◆ WORK TO DO ◆
Without the pictures, copy all the entries below exactly.

◆ EXTRACTED DATA ◆

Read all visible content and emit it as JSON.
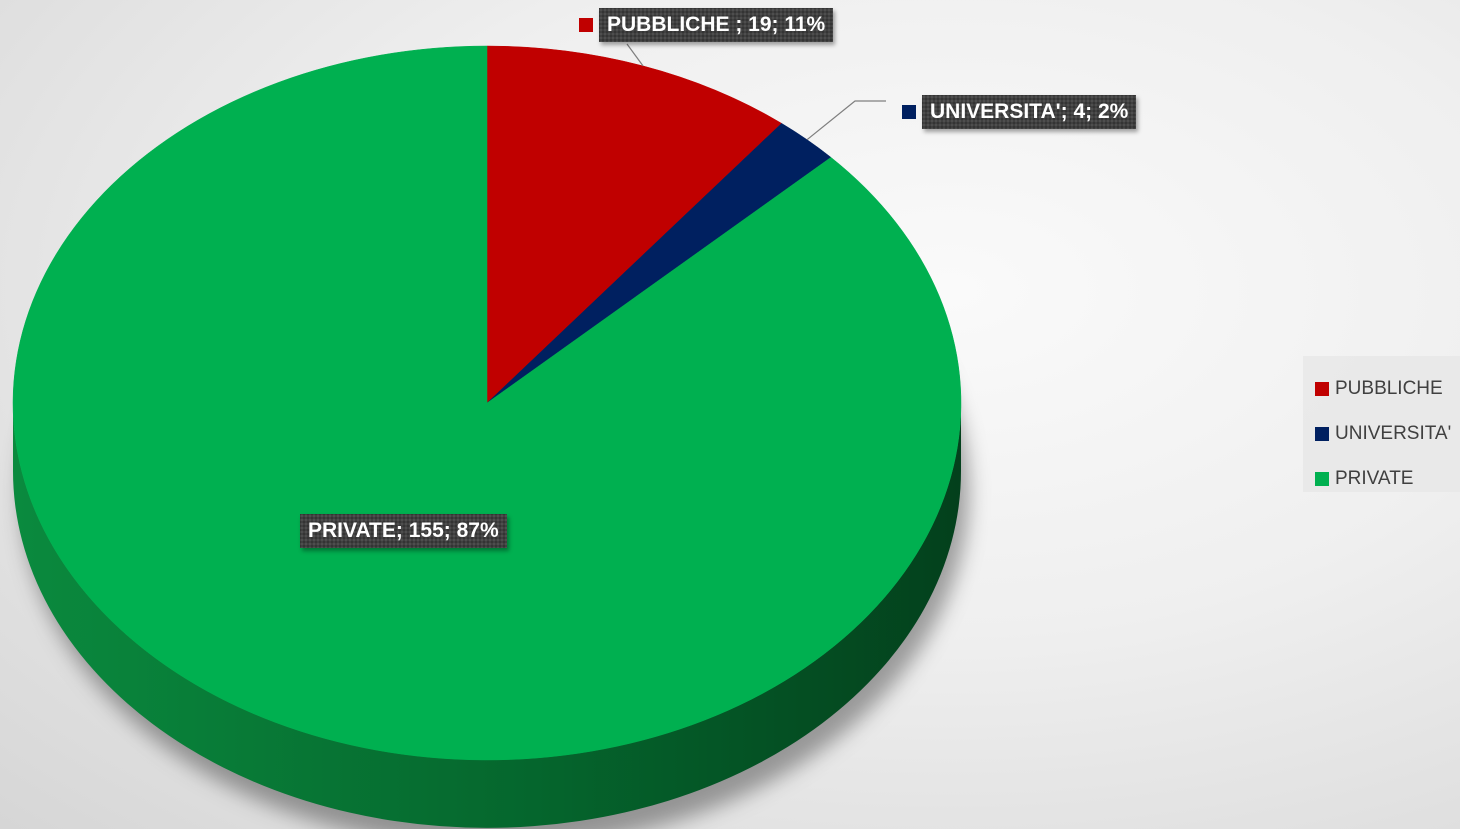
{
  "chart_data": {
    "type": "pie",
    "title": "",
    "three_d": true,
    "legend_position": "right",
    "slices": [
      {
        "label": "PUBBLICHE ",
        "value": 19,
        "percent": 11,
        "color": "#C00000",
        "data_label": "PUBBLICHE ; 19; 11%"
      },
      {
        "label": "UNIVERSITA'",
        "value": 4,
        "percent": 2,
        "color": "#002060",
        "data_label": "UNIVERSITA'; 4; 2%"
      },
      {
        "label": "PRIVATE",
        "value": 155,
        "percent": 87,
        "color": "#00B050",
        "data_label": "PRIVATE; 155; 87%"
      }
    ],
    "legend": [
      "PUBBLICHE",
      "UNIVERSITA'",
      "PRIVATE"
    ]
  }
}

◆ EXERCISE RESPONSE ◆
Read all visible content and emit it as JSON.
{
  "chart_data": {
    "type": "pie",
    "title": "",
    "three_d": true,
    "legend_position": "right",
    "slices": [
      {
        "label": "PUBBLICHE ",
        "value": 19,
        "percent": 11,
        "color": "#C00000",
        "data_label": "PUBBLICHE ; 19; 11%"
      },
      {
        "label": "UNIVERSITA'",
        "value": 4,
        "percent": 2,
        "color": "#002060",
        "data_label": "UNIVERSITA'; 4; 2%"
      },
      {
        "label": "PRIVATE",
        "value": 155,
        "percent": 87,
        "color": "#00B050",
        "data_label": "PRIVATE; 155; 87%"
      }
    ],
    "legend": [
      "PUBBLICHE",
      "UNIVERSITA'",
      "PRIVATE"
    ]
  }
}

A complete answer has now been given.